### Requirement
Pick out the lines containing "Relais".

----

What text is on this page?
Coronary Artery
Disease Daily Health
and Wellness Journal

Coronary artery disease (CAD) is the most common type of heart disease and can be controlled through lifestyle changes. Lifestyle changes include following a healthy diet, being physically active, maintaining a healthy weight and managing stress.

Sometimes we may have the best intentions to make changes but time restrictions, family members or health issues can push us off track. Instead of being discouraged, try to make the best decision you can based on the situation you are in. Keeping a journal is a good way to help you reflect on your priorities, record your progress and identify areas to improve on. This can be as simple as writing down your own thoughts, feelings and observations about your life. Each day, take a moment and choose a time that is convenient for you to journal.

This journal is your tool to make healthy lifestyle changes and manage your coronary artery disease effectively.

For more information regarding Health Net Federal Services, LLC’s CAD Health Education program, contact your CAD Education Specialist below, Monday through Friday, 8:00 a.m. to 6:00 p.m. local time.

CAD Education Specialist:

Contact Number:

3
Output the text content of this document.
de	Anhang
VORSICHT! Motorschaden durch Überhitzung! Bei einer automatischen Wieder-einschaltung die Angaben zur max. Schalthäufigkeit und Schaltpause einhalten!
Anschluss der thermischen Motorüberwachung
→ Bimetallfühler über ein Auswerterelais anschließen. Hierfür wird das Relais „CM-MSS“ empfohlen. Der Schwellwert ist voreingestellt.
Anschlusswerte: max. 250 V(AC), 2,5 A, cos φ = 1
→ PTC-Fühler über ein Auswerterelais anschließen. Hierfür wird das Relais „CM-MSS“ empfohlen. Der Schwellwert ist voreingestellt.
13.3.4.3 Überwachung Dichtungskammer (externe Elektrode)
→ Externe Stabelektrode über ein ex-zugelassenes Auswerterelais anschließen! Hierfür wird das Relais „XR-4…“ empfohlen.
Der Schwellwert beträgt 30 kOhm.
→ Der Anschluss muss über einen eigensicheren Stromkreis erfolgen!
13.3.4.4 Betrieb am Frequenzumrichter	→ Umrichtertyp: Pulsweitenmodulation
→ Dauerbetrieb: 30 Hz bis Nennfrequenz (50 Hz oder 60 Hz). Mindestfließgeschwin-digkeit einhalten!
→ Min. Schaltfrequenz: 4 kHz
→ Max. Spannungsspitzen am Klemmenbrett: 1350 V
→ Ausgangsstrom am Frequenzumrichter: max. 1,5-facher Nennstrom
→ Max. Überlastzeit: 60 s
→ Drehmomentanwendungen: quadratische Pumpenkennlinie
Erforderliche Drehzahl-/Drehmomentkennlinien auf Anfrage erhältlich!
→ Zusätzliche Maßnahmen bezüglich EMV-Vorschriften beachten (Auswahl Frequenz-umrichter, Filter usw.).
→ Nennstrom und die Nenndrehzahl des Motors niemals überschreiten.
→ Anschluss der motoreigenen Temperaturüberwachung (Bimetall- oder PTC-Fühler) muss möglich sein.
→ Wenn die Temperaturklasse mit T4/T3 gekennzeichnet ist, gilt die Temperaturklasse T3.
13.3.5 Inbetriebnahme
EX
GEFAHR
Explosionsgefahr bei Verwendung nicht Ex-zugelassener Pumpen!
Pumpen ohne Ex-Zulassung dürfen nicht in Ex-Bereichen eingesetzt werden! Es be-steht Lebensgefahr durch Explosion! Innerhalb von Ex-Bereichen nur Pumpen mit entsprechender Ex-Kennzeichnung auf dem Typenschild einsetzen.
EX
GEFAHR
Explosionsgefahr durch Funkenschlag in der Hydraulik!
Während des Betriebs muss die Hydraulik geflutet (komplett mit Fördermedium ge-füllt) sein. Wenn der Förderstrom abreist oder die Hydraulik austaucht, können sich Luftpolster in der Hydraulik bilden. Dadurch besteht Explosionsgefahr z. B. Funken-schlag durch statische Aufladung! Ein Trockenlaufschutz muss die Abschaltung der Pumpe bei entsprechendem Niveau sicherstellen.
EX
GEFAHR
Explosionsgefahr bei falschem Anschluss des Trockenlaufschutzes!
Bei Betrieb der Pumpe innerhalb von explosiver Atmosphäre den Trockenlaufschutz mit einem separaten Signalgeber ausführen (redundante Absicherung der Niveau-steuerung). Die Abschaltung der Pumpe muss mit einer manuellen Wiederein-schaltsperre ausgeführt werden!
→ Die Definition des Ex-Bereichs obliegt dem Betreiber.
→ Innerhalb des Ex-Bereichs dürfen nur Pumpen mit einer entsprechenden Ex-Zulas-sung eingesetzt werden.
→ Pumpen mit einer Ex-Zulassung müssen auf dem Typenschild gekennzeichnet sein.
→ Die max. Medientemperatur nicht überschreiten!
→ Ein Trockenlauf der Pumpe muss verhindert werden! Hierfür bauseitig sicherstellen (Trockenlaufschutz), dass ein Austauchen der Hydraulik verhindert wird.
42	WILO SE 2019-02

----

### Solution for this exercise
→ Bimetallfühler über ein Auswerterelais anschließen. Hierfür wird das Relais „CM-MSS“ empfohlen. Der Schwellwert ist voreingestellt.
→ PTC-Fühler über ein Auswerterelais anschließen. Hierfür wird das Relais „CM-MSS“ empfohlen. Der Schwellwert ist voreingestellt.
→ Externe Stabelektrode über ein ex-zugelassenes Auswerterelais anschließen! Hierfür wird das Relais „XR-4…“ empfohlen.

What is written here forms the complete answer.